[DATASET EXTRACT]:

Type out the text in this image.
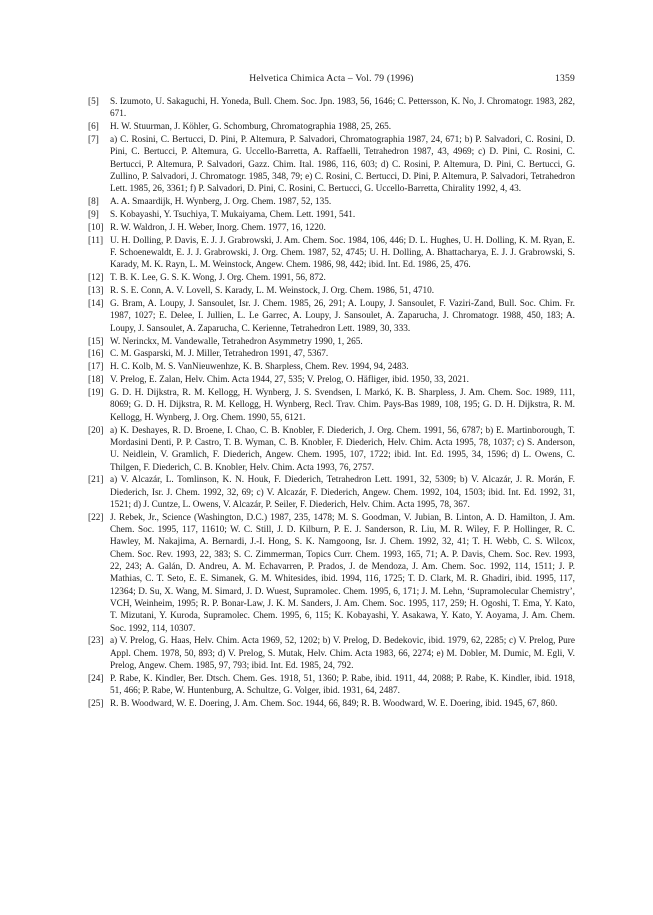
Helvetica Chimica Acta – Vol. 79 (1996)	1359
[5]	S. Izumoto, U. Sakaguchi, H. Yoneda, Bull. Chem. Soc. Jpn. 1983, 56, 1646; C. Pettersson, K. No, J. Chromatogr. 1983, 282, 671.
[6]	H. W. Stuurman, J. Köhler, G. Schomburg, Chromatographia 1988, 25, 265.
[7]	a) C. Rosini, C. Bertucci, D. Pini, P. Altemura, P. Salvadori, Chromatographia 1987, 24, 671; b) P. Salvadori, C. Rosini, D. Pini, C. Bertucci, P. Altemura, G. Uccello-Barretta, A. Raffaelli, Tetrahedron 1987, 43, 4969; c) D. Pini, C. Rosini, C. Bertucci, P. Altemura, P. Salvadori, Gazz. Chim. Ital. 1986, 116, 603; d) C. Rosini, P. Altemura, D. Pini, C. Bertucci, G. Zullino, P. Salvadori, J. Chromatogr. 1985, 348, 79; e) C. Rosini, C. Bertucci, D. Pini, P. Altemura, P. Salvadori, Tetrahedron Lett. 1985, 26, 3361; f) P. Salvadori, D. Pini, C. Rosini, C. Bertucci, G. Uccello-Barretta, Chirality 1992, 4, 43.
[8]	A. A. Smaardijk, H. Wynberg, J. Org. Chem. 1987, 52, 135.
[9]	S. Kobayashi, Y. Tsuchiya, T. Mukaiyama, Chem. Lett. 1991, 541.
[10] R. W. Waldron, J. H. Weber, Inorg. Chem. 1977, 16, 1220.
[11] U. H. Dolling, P. Davis, E. J. J. Grabrowski, J. Am. Chem. Soc. 1984, 106, 446; D. L. Hughes, U. H. Dolling, K. M. Ryan, E. F. Schoenewaldt, E. J. J. Grabrowski, J. Org. Chem. 1987, 52, 4745; U. H. Dolling, A. Bhattacharya, E. J. J. Grabrowski, S. Karady, M. K. Rayn, L. M. Weinstock, Angew. Chem. 1986, 98, 442; ibid. Int. Ed. 1986, 25, 476.
[12] T. B. K. Lee, G. S. K. Wong, J. Org. Chem. 1991, 56, 872.
[13] R. S. E. Conn, A. V. Lovell, S. Karady, L. M. Weinstock, J. Org. Chem. 1986, 51, 4710.
[14] G. Bram, A. Loupy, J. Sansoulet, Isr. J. Chem. 1985, 26, 291; A. Loupy, J. Sansoulet, F. Vaziri-Zand, Bull. Soc. Chim. Fr. 1987, 1027; E. Delee, I. Jullien, L. Le Garrec, A. Loupy, J. Sansoulet, A. Zaparucha, J. Chromatogr. 1988, 450, 183; A. Loupy, J. Sansoulet, A. Zaparucha, C. Kerienne, Tetrahedron Lett. 1989, 30, 333.
[15] W. Nerinckx, M. Vandewalle, Tetrahedron Asymmetry 1990, 1, 265.
[16] C. M. Gasparski, M. J. Miller, Tetrahedron 1991, 47, 5367.
[17] H. C. Kolb, M. S. VanNieuwenhze, K. B. Sharpless, Chem. Rev. 1994, 94, 2483.
[18] V. Prelog, E. Zalan, Helv. Chim. Acta 1944, 27, 535; V. Prelog, O. Häfliger, ibid. 1950, 33, 2021.
[19] G. D. H. Dijkstra, R. M. Kellogg, H. Wynberg, J. S. Svendsen, I. Markó, K. B. Sharpless, J. Am. Chem. Soc. 1989, 111, 8069; G. D. H. Dijkstra, R. M. Kellogg, H. Wynberg, Recl. Trav. Chim. Pays-Bas 1989, 108, 195; G. D. H. Dijkstra, R. M. Kellogg, H. Wynberg, J. Org. Chem. 1990, 55, 6121.
[20] a) K. Deshayes, R. D. Broene, I. Chao, C. B. Knobler, F. Diederich, J. Org. Chem. 1991, 56, 6787; b) E. Martinborough, T. Mordasini Denti, P. P. Castro, T. B. Wyman, C. B. Knobler, F. Diederich, Helv. Chim. Acta 1995, 78, 1037; c) S. Anderson, U. Neidlein, V. Gramlich, F. Diederich, Angew. Chem. 1995, 107, 1722; ibid. Int. Ed. 1995, 34, 1596; d) L. Owens, C. Thilgen, F. Diederich, C. B. Knobler, Helv. Chim. Acta 1993, 76, 2757.
[21] a) V. Alcazár, L. Tomlinson, K. N. Houk, F. Diederich, Tetrahedron Lett. 1991, 32, 5309; b) V. Alcazár, J. R. Morán, F. Diederich, Isr. J. Chem. 1992, 32, 69; c) V. Alcazár, F. Diederich, Angew. Chem. 1992, 104, 1503; ibid. Int. Ed. 1992, 31, 1521; d) J. Cuntze, L. Owens, V. Alcazár, P. Seiler, F. Diederich, Helv. Chim. Acta 1995, 78, 367.
[22] J. Rebek, Jr., Science (Washington, D.C.) 1987, 235, 1478; M. S. Goodman, V. Jubian, B. Linton, A. D. Hamilton, J. Am. Chem. Soc. 1995, 117, 11610; W. C. Still, J. D. Kilburn, P. E. J. Sanderson, R. Liu, M. R. Wiley, F. P. Hollinger, R. C. Hawley, M. Nakajima, A. Bernardi, J.-I. Hong, S. K. Namgoong, Isr. J. Chem. 1992, 32, 41; T. H. Webb, C. S. Wilcox, Chem. Soc. Rev. 1993, 22, 383; S. C. Zimmerman, Topics Curr. Chem. 1993, 165, 71; A. P. Davis, Chem. Soc. Rev. 1993, 22, 243; A. Galán, D. Andreu, A. M. Echavarren, P. Prados, J. de Mendoza, J. Am. Chem. Soc. 1992, 114, 1511; J. P. Mathias, C. T. Seto, E. E. Simanek, G. M. Whitesides, ibid. 1994, 116, 1725; T. D. Clark, M. R. Ghadiri, ibid. 1995, 117, 12364; D. Su, X. Wang, M. Simard, J. D. Wuest, Supramolec. Chem. 1995, 6, 171; J. M. Lehn, ‘Supramolecular Chemistry’, VCH, Weinheim, 1995; R. P. Bonar-Law, J. K. M. Sanders, J. Am. Chem. Soc. 1995, 117, 259; H. Ogoshi, T. Ema, Y. Kato, T. Mizutani, Y. Kuroda, Supramolec. Chem. 1995, 6, 115; K. Kobayashi, Y. Asakawa, Y. Kato, Y. Aoyama, J. Am. Chem. Soc. 1992, 114, 10307.
[23] a) V. Prelog, G. Haas, Helv. Chim. Acta 1969, 52, 1202; b) V. Prelog, D. Bedekovic, ibid. 1979, 62, 2285; c) V. Prelog, Pure Appl. Chem. 1978, 50, 893; d) V. Prelog, S. Mutak, Helv. Chim. Acta 1983, 66, 2274; e) M. Dobler, M. Dumic, M. Egli, V. Prelog, Angew. Chem. 1985, 97, 793; ibid. Int. Ed. 1985, 24, 792.
[24] P. Rabe, K. Kindler, Ber. Dtsch. Chem. Ges. 1918, 51, 1360; P. Rabe, ibid. 1911, 44, 2088; P. Rabe, K. Kindler, ibid. 1918, 51, 466; P. Rabe, W. Huntenburg, A. Schultze, G. Volger, ibid. 1931, 64, 2487.
[25] R. B. Woodward, W. E. Doering, J. Am. Chem. Soc. 1944, 66, 849; R. B. Woodward, W. E. Doering, ibid. 1945, 67, 860.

[DIRECTIONS]:
Retype the whole listing exactly and leave the pictures out.

[CORRECT RESULT]:
Type out the text in this image.
Helvetica Chimica Acta – Vol. 79 (1996)	1359
[5]	S. Izumoto, U. Sakaguchi, H. Yoneda, Bull. Chem. Soc. Jpn. 1983, 56, 1646; C. Pettersson, K. No, J. Chromatogr. 1983, 282, 671.
[6]	H. W. Stuurman, J. Köhler, G. Schomburg, Chromatographia 1988, 25, 265.
[7]	a) C. Rosini, C. Bertucci, D. Pini, P. Altemura, P. Salvadori, Chromatographia 1987, 24, 671; b) P. Salvadori, C. Rosini, D. Pini, C. Bertucci, P. Altemura, G. Uccello-Barretta, A. Raffaelli, Tetrahedron 1987, 43, 4969; c) D. Pini, C. Rosini, C. Bertucci, P. Altemura, P. Salvadori, Gazz. Chim. Ital. 1986, 116, 603; d) C. Rosini, P. Altemura, D. Pini, C. Bertucci, G. Zullino, P. Salvadori, J. Chromatogr. 1985, 348, 79; e) C. Rosini, C. Bertucci, D. Pini, P. Altemura, P. Salvadori, Tetrahedron Lett. 1985, 26, 3361; f) P. Salvadori, D. Pini, C. Rosini, C. Bertucci, G. Uccello-Barretta, Chirality 1992, 4, 43.
[8]	A. A. Smaardijk, H. Wynberg, J. Org. Chem. 1987, 52, 135.
[9]	S. Kobayashi, Y. Tsuchiya, T. Mukaiyama, Chem. Lett. 1991, 541.
[10] R. W. Waldron, J. H. Weber, Inorg. Chem. 1977, 16, 1220.
[11] U. H. Dolling, P. Davis, E. J. J. Grabrowski, J. Am. Chem. Soc. 1984, 106, 446; D. L. Hughes, U. H. Dolling, K. M. Ryan, E. F. Schoenewaldt, E. J. J. Grabrowski, J. Org. Chem. 1987, 52, 4745; U. H. Dolling, A. Bhattacharya, E. J. J. Grabrowski, S. Karady, M. K. Rayn, L. M. Weinstock, Angew. Chem. 1986, 98, 442; ibid. Int. Ed. 1986, 25, 476.
[12] T. B. K. Lee, G. S. K. Wong, J. Org. Chem. 1991, 56, 872.
[13] R. S. E. Conn, A. V. Lovell, S. Karady, L. M. Weinstock, J. Org. Chem. 1986, 51, 4710.
[14] G. Bram, A. Loupy, J. Sansoulet, Isr. J. Chem. 1985, 26, 291; A. Loupy, J. Sansoulet, F. Vaziri-Zand, Bull. Soc. Chim. Fr. 1987, 1027; E. Delee, I. Jullien, L. Le Garrec, A. Loupy, J. Sansoulet, A. Zaparucha, J. Chromatogr. 1988, 450, 183; A. Loupy, J. Sansoulet, A. Zaparucha, C. Kerienne, Tetrahedron Lett. 1989, 30, 333.
[15] W. Nerinckx, M. Vandewalle, Tetrahedron Asymmetry 1990, 1, 265.
[16] C. M. Gasparski, M. J. Miller, Tetrahedron 1991, 47, 5367.
[17] H. C. Kolb, M. S. VanNieuwenhze, K. B. Sharpless, Chem. Rev. 1994, 94, 2483.
[18] V. Prelog, E. Zalan, Helv. Chim. Acta 1944, 27, 535; V. Prelog, O. Häfliger, ibid. 1950, 33, 2021.
[19] G. D. H. Dijkstra, R. M. Kellogg, H. Wynberg, J. S. Svendsen, I. Markó, K. B. Sharpless, J. Am. Chem. Soc. 1989, 111, 8069; G. D. H. Dijkstra, R. M. Kellogg, H. Wynberg, Recl. Trav. Chim. Pays-Bas 1989, 108, 195; G. D. H. Dijkstra, R. M. Kellogg, H. Wynberg, J. Org. Chem. 1990, 55, 6121.
[20] a) K. Deshayes, R. D. Broene, I. Chao, C. B. Knobler, F. Diederich, J. Org. Chem. 1991, 56, 6787; b) E. Martinborough, T. Mordasini Denti, P. P. Castro, T. B. Wyman, C. B. Knobler, F. Diederich, Helv. Chim. Acta 1995, 78, 1037; c) S. Anderson, U. Neidlein, V. Gramlich, F. Diederich, Angew. Chem. 1995, 107, 1722; ibid. Int. Ed. 1995, 34, 1596; d) L. Owens, C. Thilgen, F. Diederich, C. B. Knobler, Helv. Chim. Acta 1993, 76, 2757.
[21] a) V. Alcazár, L. Tomlinson, K. N. Houk, F. Diederich, Tetrahedron Lett. 1991, 32, 5309; b) V. Alcazár, J. R. Morán, F. Diederich, Isr. J. Chem. 1992, 32, 69; c) V. Alcazár, F. Diederich, Angew. Chem. 1992, 104, 1503; ibid. Int. Ed. 1992, 31, 1521; d) J. Cuntze, L. Owens, V. Alcazár, P. Seiler, F. Diederich, Helv. Chim. Acta 1995, 78, 367.
[22] J. Rebek, Jr., Science (Washington, D.C.) 1987, 235, 1478; M. S. Goodman, V. Jubian, B. Linton, A. D. Hamilton, J. Am. Chem. Soc. 1995, 117, 11610; W. C. Still, J. D. Kilburn, P. E. J. Sanderson, R. Liu, M. R. Wiley, F. P. Hollinger, R. C. Hawley, M. Nakajima, A. Bernardi, J.-I. Hong, S. K. Namgoong, Isr. J. Chem. 1992, 32, 41; T. H. Webb, C. S. Wilcox, Chem. Soc. Rev. 1993, 22, 383; S. C. Zimmerman, Topics Curr. Chem. 1993, 165, 71; A. P. Davis, Chem. Soc. Rev. 1993, 22, 243; A. Galán, D. Andreu, A. M. Echavarren, P. Prados, J. de Mendoza, J. Am. Chem. Soc. 1992, 114, 1511; J. P. Mathias, C. T. Seto, E. E. Simanek, G. M. Whitesides, ibid. 1994, 116, 1725; T. D. Clark, M. R. Ghadiri, ibid. 1995, 117, 12364; D. Su, X. Wang, M. Simard, J. D. Wuest, Supramolec. Chem. 1995, 6, 171; J. M. Lehn, ‘Supramolecular Chemistry’, VCH, Weinheim, 1995; R. P. Bonar-Law, J. K. M. Sanders, J. Am. Chem. Soc. 1995, 117, 259; H. Ogoshi, T. Ema, Y. Kato, T. Mizutani, Y. Kuroda, Supramolec. Chem. 1995, 6, 115; K. Kobayashi, Y. Asakawa, Y. Kato, Y. Aoyama, J. Am. Chem. Soc. 1992, 114, 10307.
[23] a) V. Prelog, G. Haas, Helv. Chim. Acta 1969, 52, 1202; b) V. Prelog, D. Bedekovic, ibid. 1979, 62, 2285; c) V. Prelog, Pure Appl. Chem. 1978, 50, 893; d) V. Prelog, S. Mutak, Helv. Chim. Acta 1983, 66, 2274; e) M. Dobler, M. Dumic, M. Egli, V. Prelog, Angew. Chem. 1985, 97, 793; ibid. Int. Ed. 1985, 24, 792.
[24] P. Rabe, K. Kindler, Ber. Dtsch. Chem. Ges. 1918, 51, 1360; P. Rabe, ibid. 1911, 44, 2088; P. Rabe, K. Kindler, ibid. 1918, 51, 466; P. Rabe, W. Huntenburg, A. Schultze, G. Volger, ibid. 1931, 64, 2487.
[25] R. B. Woodward, W. E. Doering, J. Am. Chem. Soc. 1944, 66, 849; R. B. Woodward, W. E. Doering, ibid. 1945, 67, 860.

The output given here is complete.